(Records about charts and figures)
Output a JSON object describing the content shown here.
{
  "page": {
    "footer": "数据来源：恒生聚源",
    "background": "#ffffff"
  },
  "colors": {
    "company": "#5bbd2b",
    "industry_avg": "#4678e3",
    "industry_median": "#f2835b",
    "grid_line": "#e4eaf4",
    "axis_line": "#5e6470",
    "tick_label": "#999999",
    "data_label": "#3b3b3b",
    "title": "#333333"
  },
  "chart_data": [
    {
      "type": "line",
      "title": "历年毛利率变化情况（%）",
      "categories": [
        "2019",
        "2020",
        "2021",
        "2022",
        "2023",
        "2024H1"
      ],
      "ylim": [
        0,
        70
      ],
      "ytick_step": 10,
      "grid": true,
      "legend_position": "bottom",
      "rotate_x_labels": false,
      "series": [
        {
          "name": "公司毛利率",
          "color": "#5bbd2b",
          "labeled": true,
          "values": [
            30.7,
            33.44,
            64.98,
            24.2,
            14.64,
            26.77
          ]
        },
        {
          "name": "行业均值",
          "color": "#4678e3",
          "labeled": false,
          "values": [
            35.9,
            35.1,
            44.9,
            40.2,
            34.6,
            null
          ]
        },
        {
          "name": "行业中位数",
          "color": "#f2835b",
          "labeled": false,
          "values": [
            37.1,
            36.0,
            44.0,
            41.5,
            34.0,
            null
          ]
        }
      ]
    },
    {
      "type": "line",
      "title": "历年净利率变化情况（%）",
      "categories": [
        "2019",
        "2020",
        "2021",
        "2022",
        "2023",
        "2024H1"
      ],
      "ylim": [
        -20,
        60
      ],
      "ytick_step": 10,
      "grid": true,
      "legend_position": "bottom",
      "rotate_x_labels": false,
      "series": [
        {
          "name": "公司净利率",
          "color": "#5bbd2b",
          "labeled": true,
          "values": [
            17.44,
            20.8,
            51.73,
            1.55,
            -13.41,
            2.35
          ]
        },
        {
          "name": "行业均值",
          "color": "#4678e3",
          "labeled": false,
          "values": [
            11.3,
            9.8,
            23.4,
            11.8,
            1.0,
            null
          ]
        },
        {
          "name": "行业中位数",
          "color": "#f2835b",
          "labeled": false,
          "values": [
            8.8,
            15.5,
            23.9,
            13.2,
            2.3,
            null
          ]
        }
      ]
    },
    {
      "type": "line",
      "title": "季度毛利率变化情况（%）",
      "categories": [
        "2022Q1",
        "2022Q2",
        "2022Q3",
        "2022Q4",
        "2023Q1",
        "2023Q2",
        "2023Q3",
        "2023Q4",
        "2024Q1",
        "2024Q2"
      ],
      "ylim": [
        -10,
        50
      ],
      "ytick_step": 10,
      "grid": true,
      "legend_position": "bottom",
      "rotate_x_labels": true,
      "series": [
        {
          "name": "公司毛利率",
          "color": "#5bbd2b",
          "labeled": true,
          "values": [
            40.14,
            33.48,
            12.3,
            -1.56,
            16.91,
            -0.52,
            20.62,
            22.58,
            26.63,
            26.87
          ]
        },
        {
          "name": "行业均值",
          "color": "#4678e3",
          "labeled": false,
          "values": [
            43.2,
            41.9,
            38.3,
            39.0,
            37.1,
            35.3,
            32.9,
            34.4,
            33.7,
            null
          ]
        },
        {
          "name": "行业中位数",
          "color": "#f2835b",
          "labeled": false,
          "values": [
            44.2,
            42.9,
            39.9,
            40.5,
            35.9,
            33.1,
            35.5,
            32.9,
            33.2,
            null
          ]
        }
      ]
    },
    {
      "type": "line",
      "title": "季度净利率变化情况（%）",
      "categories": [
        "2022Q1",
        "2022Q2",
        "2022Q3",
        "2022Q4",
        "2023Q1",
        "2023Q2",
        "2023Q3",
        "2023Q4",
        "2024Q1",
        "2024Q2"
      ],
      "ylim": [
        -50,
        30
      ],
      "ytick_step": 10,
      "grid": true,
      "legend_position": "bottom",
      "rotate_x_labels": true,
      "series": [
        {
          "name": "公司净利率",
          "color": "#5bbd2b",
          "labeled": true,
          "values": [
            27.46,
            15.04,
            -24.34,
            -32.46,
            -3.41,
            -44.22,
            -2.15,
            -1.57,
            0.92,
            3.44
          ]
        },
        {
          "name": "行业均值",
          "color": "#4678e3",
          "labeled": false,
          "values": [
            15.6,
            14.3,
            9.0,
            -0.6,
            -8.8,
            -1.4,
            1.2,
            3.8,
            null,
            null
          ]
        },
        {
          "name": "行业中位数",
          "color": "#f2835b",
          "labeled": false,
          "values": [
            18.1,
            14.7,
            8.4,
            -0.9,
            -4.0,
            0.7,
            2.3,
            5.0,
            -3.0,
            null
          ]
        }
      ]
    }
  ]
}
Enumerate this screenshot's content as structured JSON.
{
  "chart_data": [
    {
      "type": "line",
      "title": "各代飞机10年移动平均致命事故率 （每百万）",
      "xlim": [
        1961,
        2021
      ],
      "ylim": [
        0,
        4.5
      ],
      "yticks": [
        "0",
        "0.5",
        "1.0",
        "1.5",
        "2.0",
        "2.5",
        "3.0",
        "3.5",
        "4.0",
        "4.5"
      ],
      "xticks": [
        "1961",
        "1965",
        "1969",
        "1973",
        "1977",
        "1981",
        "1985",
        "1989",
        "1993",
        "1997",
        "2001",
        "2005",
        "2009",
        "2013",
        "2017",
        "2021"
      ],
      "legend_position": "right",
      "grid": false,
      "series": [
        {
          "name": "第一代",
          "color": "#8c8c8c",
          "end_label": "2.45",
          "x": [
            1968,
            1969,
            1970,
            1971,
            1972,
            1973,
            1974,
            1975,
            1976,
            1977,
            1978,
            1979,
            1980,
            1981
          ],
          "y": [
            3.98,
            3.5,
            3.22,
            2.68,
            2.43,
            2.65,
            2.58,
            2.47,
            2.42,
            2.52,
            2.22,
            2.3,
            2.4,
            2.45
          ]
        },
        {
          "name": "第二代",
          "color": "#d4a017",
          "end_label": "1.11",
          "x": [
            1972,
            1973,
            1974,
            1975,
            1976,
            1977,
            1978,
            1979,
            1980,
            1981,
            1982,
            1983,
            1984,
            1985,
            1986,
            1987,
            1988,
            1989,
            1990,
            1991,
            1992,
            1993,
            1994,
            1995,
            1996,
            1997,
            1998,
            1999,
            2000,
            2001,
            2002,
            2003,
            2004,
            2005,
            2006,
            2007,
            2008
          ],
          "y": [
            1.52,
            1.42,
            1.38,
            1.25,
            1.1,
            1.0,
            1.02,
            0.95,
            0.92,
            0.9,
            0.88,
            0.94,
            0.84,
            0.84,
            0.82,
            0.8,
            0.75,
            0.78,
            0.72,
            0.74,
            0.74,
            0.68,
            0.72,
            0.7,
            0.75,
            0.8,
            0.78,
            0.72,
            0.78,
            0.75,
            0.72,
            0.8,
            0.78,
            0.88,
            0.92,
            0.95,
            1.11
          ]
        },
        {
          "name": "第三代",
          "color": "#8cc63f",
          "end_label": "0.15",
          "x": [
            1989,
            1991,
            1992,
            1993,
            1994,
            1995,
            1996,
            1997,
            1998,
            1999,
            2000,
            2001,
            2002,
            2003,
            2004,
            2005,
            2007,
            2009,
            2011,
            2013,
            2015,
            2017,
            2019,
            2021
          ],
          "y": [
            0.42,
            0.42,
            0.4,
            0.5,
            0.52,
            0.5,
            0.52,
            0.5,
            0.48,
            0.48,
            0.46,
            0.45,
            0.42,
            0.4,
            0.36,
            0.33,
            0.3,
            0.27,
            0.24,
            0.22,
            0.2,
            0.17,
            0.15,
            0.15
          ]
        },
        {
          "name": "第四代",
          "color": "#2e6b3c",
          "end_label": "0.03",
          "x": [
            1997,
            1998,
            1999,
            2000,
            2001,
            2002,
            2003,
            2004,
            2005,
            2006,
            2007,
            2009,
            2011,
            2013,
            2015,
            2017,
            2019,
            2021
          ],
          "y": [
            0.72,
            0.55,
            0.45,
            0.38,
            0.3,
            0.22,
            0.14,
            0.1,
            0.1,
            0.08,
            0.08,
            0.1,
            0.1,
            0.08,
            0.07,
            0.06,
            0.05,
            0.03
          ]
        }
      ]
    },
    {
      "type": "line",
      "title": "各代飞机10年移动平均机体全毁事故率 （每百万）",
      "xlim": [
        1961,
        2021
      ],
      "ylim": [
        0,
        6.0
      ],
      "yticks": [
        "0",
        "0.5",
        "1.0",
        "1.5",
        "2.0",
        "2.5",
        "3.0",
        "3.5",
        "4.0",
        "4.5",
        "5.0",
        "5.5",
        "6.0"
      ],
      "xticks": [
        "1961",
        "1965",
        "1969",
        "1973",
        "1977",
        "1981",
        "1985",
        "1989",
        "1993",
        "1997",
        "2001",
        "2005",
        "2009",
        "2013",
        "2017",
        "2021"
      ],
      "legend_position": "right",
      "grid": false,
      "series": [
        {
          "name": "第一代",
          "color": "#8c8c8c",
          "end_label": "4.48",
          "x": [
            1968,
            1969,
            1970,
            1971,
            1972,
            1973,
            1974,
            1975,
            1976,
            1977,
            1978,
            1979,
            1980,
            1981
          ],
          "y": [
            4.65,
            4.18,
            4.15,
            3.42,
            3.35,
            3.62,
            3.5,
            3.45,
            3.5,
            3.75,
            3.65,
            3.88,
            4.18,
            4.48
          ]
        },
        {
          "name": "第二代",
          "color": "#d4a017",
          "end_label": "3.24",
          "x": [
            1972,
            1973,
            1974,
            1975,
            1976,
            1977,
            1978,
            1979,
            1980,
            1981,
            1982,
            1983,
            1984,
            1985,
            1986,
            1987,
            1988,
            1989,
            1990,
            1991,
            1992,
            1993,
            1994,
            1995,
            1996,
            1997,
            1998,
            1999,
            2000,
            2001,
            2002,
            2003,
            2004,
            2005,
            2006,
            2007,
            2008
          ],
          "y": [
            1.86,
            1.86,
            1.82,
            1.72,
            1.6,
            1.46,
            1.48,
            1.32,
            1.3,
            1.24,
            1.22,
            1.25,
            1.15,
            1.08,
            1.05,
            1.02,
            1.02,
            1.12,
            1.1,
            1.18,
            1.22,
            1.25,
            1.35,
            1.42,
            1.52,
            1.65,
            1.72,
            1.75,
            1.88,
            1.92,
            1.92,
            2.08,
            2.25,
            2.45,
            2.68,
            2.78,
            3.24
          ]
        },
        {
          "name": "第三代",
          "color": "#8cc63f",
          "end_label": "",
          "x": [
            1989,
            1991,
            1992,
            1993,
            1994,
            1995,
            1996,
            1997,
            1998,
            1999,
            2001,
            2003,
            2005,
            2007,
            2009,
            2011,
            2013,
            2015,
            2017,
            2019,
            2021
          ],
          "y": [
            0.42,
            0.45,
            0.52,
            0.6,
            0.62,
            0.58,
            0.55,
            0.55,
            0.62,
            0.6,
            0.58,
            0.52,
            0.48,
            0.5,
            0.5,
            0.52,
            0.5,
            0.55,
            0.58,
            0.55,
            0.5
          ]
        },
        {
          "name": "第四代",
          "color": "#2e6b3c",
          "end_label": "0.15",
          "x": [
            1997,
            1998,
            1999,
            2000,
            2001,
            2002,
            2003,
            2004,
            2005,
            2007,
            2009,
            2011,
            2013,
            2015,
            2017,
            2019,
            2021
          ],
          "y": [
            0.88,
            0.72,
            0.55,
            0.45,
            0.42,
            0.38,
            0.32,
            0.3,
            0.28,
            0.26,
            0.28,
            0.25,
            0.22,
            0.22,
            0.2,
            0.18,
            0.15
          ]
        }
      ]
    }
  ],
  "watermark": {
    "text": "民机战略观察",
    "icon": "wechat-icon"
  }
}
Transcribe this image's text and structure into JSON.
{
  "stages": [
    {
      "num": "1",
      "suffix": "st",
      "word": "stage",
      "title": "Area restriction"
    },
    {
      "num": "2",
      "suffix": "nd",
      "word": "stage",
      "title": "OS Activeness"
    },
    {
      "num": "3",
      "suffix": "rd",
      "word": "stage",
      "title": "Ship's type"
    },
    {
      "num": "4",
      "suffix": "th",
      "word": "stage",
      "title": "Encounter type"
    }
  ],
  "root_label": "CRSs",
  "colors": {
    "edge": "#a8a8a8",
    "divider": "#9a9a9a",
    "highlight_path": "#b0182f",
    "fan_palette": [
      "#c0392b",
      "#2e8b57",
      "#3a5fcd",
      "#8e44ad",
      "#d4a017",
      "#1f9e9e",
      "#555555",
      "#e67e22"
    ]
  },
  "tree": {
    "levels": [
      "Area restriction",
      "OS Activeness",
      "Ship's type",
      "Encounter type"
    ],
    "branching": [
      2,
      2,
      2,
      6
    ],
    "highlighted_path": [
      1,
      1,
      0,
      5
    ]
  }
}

**WHAT TO PRODUCE:**
Each line in the listing above that contains "Area" should be copied.

**TASK RESPONSE:**
      "title": "Area restriction"
      "Area restriction",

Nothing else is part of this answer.